◆ **Required task**: Type out the material below exactly.

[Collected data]
────────
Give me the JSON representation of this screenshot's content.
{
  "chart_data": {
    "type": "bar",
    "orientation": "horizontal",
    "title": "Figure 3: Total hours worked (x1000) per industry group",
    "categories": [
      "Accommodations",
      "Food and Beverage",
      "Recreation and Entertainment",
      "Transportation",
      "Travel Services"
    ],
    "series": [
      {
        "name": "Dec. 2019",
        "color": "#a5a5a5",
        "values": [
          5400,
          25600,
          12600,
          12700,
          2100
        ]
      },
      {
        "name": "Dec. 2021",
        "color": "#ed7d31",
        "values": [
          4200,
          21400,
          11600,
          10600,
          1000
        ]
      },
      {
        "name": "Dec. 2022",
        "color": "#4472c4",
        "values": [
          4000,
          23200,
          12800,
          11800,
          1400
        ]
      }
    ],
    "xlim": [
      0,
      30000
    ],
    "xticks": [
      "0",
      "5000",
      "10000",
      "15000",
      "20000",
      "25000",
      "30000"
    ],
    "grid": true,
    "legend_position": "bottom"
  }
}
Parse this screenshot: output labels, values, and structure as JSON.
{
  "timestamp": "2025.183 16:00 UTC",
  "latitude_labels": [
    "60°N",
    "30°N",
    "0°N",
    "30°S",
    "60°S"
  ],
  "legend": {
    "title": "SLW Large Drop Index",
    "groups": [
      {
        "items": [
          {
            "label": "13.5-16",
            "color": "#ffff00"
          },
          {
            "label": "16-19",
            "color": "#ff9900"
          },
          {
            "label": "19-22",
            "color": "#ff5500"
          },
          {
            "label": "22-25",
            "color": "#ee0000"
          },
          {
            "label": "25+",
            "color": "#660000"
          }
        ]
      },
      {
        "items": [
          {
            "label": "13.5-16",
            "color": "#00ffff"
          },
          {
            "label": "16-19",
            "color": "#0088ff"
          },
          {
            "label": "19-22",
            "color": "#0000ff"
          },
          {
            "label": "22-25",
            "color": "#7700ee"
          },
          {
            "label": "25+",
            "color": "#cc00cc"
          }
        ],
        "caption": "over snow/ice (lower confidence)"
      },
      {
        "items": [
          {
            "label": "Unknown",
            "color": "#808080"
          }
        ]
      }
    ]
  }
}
────────
◆ **Answer to this exercise**:
Give me the JSON representation of this screenshot's content.
{
  "chart_data": {
    "type": "bar",
    "orientation": "horizontal",
    "title": "Figure 3: Total hours worked (x1000) per industry group",
    "categories": [
      "Accommodations",
      "Food and Beverage",
      "Recreation and Entertainment",
      "Transportation",
      "Travel Services"
    ],
    "series": [
      {
        "name": "Dec. 2019",
        "color": "#a5a5a5",
        "values": [
          5400,
          25600,
          12600,
          12700,
          2100
        ]
      },
      {
        "name": "Dec. 2021",
        "color": "#ed7d31",
        "values": [
          4200,
          21400,
          11600,
          10600,
          1000
        ]
      },
      {
        "name": "Dec. 2022",
        "color": "#4472c4",
        "values": [
          4000,
          23200,
          12800,
          11800,
          1400
        ]
      }
    ],
    "xlim": [
      0,
      30000
    ],
    "xticks": [
      "0",
      "5000",
      "10000",
      "15000",
      "20000",
      "25000",
      "30000"
    ],
    "grid": true,
    "legend_position": "bottom"
  }
}
Parse this screenshot: output labels, values, and structure as JSON.
{
  "timestamp": "2025.183 16:00 UTC",
  "latitude_labels": [
    "60°N",
    "30°N",
    "0°N",
    "30°S",
    "60°S"
  ],
  "legend": {
    "title": "SLW Large Drop Index",
    "groups": [
      {
        "items": [
          {
            "label": "13.5-16",
            "color": "#ffff00"
          },
          {
            "label": "16-19",
            "color": "#ff9900"
          },
          {
            "label": "19-22",
            "color": "#ff5500"
          },
          {
            "label": "22-25",
            "color": "#ee0000"
          },
          {
            "label": "25+",
            "color": "#660000"
          }
        ]
      },
      {
        "items": [
          {
            "label": "13.5-16",
            "color": "#00ffff"
          },
          {
            "label": "16-19",
            "color": "#0088ff"
          },
          {
            "label": "19-22",
            "color": "#0000ff"
          },
          {
            "label": "22-25",
            "color": "#7700ee"
          },
          {
            "label": "25+",
            "color": "#cc00cc"
          }
        ],
        "caption": "over snow/ice (lower confidence)"
      },
      {
        "items": [
          {
            "label": "Unknown",
            "color": "#808080"
          }
        ]
      }
    ]
  }
}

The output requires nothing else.